Look through the data for the string "cambios". Copy every line where it is found.

Dataset items:
↓

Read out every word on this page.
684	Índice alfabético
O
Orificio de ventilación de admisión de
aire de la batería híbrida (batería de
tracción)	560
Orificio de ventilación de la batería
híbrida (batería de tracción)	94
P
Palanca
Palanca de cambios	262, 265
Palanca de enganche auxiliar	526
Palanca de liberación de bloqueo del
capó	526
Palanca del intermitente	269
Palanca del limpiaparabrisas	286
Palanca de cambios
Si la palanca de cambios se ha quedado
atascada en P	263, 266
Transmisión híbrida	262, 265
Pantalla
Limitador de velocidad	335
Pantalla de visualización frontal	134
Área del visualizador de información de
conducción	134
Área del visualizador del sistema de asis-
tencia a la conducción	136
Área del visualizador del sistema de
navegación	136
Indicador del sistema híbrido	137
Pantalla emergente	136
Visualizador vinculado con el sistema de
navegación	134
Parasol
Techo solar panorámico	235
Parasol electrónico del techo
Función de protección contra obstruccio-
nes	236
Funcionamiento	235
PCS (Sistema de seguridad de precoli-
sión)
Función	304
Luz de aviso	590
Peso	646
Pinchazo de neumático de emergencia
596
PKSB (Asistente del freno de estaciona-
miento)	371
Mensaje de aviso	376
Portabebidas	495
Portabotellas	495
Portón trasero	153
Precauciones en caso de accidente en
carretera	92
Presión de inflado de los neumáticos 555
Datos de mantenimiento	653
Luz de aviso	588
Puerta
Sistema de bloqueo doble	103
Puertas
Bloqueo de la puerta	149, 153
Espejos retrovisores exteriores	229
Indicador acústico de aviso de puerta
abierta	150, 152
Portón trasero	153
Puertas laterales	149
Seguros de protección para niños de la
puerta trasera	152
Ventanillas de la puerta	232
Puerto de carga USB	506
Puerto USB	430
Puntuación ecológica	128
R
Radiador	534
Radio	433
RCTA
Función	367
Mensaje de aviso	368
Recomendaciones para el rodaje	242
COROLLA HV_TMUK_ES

↑

**PROBLEM SOLUTION**
Palanca de cambios	262, 265
Palanca de cambios
Si la palanca de cambios se ha quedado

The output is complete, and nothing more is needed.